## START Given records
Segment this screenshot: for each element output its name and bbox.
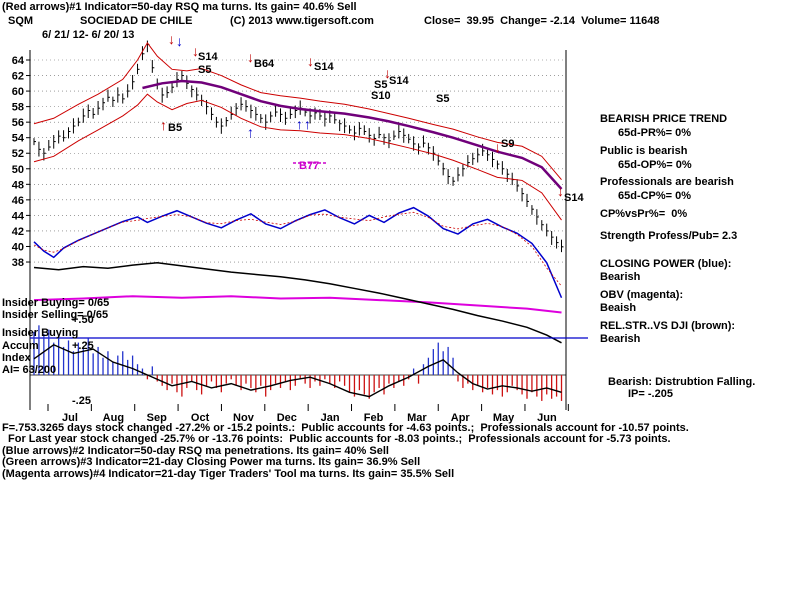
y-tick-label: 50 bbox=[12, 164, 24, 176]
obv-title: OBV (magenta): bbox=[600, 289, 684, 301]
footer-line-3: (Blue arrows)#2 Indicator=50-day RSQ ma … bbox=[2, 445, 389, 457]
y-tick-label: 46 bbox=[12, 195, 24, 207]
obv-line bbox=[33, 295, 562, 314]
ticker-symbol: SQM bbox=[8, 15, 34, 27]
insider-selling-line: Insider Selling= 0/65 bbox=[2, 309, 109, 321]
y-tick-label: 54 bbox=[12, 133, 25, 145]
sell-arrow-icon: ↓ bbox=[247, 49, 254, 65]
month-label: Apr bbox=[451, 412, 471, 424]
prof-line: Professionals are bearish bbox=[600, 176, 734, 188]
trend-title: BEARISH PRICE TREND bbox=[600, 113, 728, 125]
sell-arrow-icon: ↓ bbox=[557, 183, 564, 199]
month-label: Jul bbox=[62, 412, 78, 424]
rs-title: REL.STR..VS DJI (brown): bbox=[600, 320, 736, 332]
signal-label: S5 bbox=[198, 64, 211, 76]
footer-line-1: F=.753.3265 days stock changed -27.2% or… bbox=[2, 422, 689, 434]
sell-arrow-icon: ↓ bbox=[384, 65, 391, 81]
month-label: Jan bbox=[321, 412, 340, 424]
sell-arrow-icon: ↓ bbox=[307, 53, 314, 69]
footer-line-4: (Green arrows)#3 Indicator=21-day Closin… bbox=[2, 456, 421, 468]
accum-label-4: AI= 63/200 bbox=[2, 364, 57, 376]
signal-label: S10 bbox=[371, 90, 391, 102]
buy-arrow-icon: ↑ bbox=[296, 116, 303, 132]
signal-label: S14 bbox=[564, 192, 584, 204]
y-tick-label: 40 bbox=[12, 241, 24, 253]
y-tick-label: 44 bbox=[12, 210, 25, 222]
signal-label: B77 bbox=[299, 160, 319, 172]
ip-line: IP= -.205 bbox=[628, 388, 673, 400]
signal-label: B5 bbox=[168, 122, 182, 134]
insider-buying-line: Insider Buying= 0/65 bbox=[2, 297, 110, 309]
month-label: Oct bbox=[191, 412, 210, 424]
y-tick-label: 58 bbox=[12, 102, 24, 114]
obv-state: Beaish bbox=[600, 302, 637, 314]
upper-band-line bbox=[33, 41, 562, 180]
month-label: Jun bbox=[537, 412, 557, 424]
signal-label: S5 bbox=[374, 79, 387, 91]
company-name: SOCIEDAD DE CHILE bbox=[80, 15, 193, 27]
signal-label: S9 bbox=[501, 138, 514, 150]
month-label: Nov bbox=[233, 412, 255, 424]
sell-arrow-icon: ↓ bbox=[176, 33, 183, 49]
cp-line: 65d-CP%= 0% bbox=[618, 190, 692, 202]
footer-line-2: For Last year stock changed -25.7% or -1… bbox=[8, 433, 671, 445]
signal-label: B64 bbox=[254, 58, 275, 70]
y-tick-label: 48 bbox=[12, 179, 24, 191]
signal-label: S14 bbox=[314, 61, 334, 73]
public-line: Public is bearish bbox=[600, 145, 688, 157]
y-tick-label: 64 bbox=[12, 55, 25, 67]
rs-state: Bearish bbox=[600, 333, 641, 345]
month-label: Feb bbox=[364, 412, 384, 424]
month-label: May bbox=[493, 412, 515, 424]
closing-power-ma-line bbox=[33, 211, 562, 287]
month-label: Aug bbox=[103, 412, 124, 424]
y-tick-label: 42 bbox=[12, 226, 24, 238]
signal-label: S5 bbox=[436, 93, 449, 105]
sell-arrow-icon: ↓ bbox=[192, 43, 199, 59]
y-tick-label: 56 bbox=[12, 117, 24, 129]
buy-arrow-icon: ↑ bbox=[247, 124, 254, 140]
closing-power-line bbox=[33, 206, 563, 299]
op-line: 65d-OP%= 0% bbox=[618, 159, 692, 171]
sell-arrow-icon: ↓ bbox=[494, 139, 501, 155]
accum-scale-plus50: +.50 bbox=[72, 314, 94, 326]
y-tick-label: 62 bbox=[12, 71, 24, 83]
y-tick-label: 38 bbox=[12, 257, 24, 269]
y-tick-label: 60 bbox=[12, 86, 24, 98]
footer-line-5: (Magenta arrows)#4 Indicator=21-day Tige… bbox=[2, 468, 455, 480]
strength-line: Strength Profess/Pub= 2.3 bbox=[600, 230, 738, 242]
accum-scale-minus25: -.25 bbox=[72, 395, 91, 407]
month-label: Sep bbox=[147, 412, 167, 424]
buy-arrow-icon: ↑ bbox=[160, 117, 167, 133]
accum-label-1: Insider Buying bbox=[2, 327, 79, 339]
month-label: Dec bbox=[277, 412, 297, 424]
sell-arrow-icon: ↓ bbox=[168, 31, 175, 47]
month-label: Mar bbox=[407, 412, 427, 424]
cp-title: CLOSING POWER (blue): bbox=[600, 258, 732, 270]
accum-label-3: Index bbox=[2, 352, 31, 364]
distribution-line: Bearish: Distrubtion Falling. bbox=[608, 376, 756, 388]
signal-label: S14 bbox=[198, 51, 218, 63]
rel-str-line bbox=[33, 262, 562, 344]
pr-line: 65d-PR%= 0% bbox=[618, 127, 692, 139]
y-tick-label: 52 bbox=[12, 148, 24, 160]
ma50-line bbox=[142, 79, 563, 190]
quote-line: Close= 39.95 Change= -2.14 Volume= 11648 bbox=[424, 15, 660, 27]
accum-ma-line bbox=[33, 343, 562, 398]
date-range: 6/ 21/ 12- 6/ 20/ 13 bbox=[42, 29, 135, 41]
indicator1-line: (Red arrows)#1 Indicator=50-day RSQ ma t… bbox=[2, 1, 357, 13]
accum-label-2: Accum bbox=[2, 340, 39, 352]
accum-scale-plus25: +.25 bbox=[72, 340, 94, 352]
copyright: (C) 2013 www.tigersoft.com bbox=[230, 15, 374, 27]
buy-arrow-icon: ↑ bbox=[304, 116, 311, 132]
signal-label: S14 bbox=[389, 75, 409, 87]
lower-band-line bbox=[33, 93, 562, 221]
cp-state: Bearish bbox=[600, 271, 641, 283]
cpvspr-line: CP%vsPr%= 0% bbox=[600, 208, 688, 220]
## END Given records
-- What is expected --
Change "month-label" to "month-name" throughout the items above, leaving every other part of the lines as it is. Don't include the pictures.

-- Task solution --
Segment this screenshot: for each element output its name and bbox.
y-tick-label: 50 bbox=[12, 164, 24, 176]
obv-title: OBV (magenta): bbox=[600, 289, 684, 301]
footer-line-3: (Blue arrows)#2 Indicator=50-day RSQ ma … bbox=[2, 445, 389, 457]
y-tick-label: 46 bbox=[12, 195, 24, 207]
obv-line bbox=[33, 295, 562, 314]
ticker-symbol: SQM bbox=[8, 15, 34, 27]
insider-selling-line: Insider Selling= 0/65 bbox=[2, 309, 109, 321]
y-tick-label: 54 bbox=[12, 133, 25, 145]
sell-arrow-icon: ↓ bbox=[247, 49, 254, 65]
month-name: Apr bbox=[451, 412, 471, 424]
prof-line: Professionals are bearish bbox=[600, 176, 734, 188]
trend-title: BEARISH PRICE TREND bbox=[600, 113, 728, 125]
sell-arrow-icon: ↓ bbox=[557, 183, 564, 199]
month-name: Jul bbox=[62, 412, 78, 424]
rs-title: REL.STR..VS DJI (brown): bbox=[600, 320, 736, 332]
signal-label: S5 bbox=[198, 64, 211, 76]
footer-line-1: F=.753.3265 days stock changed -27.2% or… bbox=[2, 422, 689, 434]
sell-arrow-icon: ↓ bbox=[384, 65, 391, 81]
month-name: Jan bbox=[321, 412, 340, 424]
sell-arrow-icon: ↓ bbox=[307, 53, 314, 69]
footer-line-4: (Green arrows)#3 Indicator=21-day Closin… bbox=[2, 456, 421, 468]
accum-label-4: AI= 63/200 bbox=[2, 364, 57, 376]
signal-label: S10 bbox=[371, 90, 391, 102]
buy-arrow-icon: ↑ bbox=[296, 116, 303, 132]
signal-label: S14 bbox=[564, 192, 584, 204]
y-tick-label: 40 bbox=[12, 241, 24, 253]
y-tick-label: 44 bbox=[12, 210, 25, 222]
signal-label: B77 bbox=[299, 160, 319, 172]
ip-line: IP= -.205 bbox=[628, 388, 673, 400]
signal-label: B5 bbox=[168, 122, 182, 134]
insider-buying-line: Insider Buying= 0/65 bbox=[2, 297, 110, 309]
month-name: Oct bbox=[191, 412, 210, 424]
y-tick-label: 58 bbox=[12, 102, 24, 114]
obv-state: Beaish bbox=[600, 302, 637, 314]
upper-band-line bbox=[33, 41, 562, 180]
month-name: Jun bbox=[537, 412, 557, 424]
signal-label: S5 bbox=[374, 79, 387, 91]
company-name: SOCIEDAD DE CHILE bbox=[80, 15, 193, 27]
signal-label: S9 bbox=[501, 138, 514, 150]
month-name: Nov bbox=[233, 412, 255, 424]
sell-arrow-icon: ↓ bbox=[176, 33, 183, 49]
cp-line: 65d-CP%= 0% bbox=[618, 190, 692, 202]
footer-line-2: For Last year stock changed -25.7% or -1… bbox=[8, 433, 671, 445]
signal-label: B64 bbox=[254, 58, 275, 70]
y-tick-label: 48 bbox=[12, 179, 24, 191]
signal-label: S14 bbox=[314, 61, 334, 73]
public-line: Public is bearish bbox=[600, 145, 688, 157]
y-tick-label: 64 bbox=[12, 55, 25, 67]
rs-state: Bearish bbox=[600, 333, 641, 345]
month-name: Feb bbox=[364, 412, 384, 424]
month-name: May bbox=[493, 412, 515, 424]
closing-power-ma-line bbox=[33, 211, 562, 287]
month-name: Aug bbox=[103, 412, 124, 424]
y-tick-label: 42 bbox=[12, 226, 24, 238]
signal-label: S5 bbox=[436, 93, 449, 105]
sell-arrow-icon: ↓ bbox=[192, 43, 199, 59]
y-tick-label: 56 bbox=[12, 117, 24, 129]
buy-arrow-icon: ↑ bbox=[247, 124, 254, 140]
closing-power-line bbox=[33, 206, 563, 299]
op-line: 65d-OP%= 0% bbox=[618, 159, 692, 171]
sell-arrow-icon: ↓ bbox=[494, 139, 501, 155]
accum-scale-plus50: +.50 bbox=[72, 314, 94, 326]
y-tick-label: 62 bbox=[12, 71, 24, 83]
y-tick-label: 38 bbox=[12, 257, 24, 269]
y-tick-label: 60 bbox=[12, 86, 24, 98]
footer-line-5: (Magenta arrows)#4 Indicator=21-day Tige… bbox=[2, 468, 455, 480]
strength-line: Strength Profess/Pub= 2.3 bbox=[600, 230, 738, 242]
accum-scale-minus25: -.25 bbox=[72, 395, 91, 407]
month-name: Sep bbox=[147, 412, 167, 424]
buy-arrow-icon: ↑ bbox=[160, 117, 167, 133]
accum-label-1: Insider Buying bbox=[2, 327, 79, 339]
month-name: Dec bbox=[277, 412, 297, 424]
sell-arrow-icon: ↓ bbox=[168, 31, 175, 47]
month-name: Mar bbox=[407, 412, 427, 424]
cp-title: CLOSING POWER (blue): bbox=[600, 258, 732, 270]
accum-label-3: Index bbox=[2, 352, 31, 364]
distribution-line: Bearish: Distrubtion Falling. bbox=[608, 376, 756, 388]
signal-label: S14 bbox=[198, 51, 218, 63]
rel-str-line bbox=[33, 262, 562, 344]
pr-line: 65d-PR%= 0% bbox=[618, 127, 692, 139]
y-tick-label: 52 bbox=[12, 148, 24, 160]
ma50-line bbox=[142, 79, 563, 190]
quote-line: Close= 39.95 Change= -2.14 Volume= 11648 bbox=[424, 15, 660, 27]
accum-ma-line bbox=[33, 343, 562, 398]
date-range: 6/ 21/ 12- 6/ 20/ 13 bbox=[42, 29, 135, 41]
indicator1-line: (Red arrows)#1 Indicator=50-day RSQ ma t… bbox=[2, 1, 357, 13]
accum-label-2: Accum bbox=[2, 340, 39, 352]
accum-scale-plus25: +.25 bbox=[72, 340, 94, 352]
copyright: (C) 2013 www.tigersoft.com bbox=[230, 15, 374, 27]
buy-arrow-icon: ↑ bbox=[304, 116, 311, 132]
signal-label: S14 bbox=[389, 75, 409, 87]
lower-band-line bbox=[33, 93, 562, 221]
cp-state: Bearish bbox=[600, 271, 641, 283]
cpvspr-line: CP%vsPr%= 0% bbox=[600, 208, 688, 220]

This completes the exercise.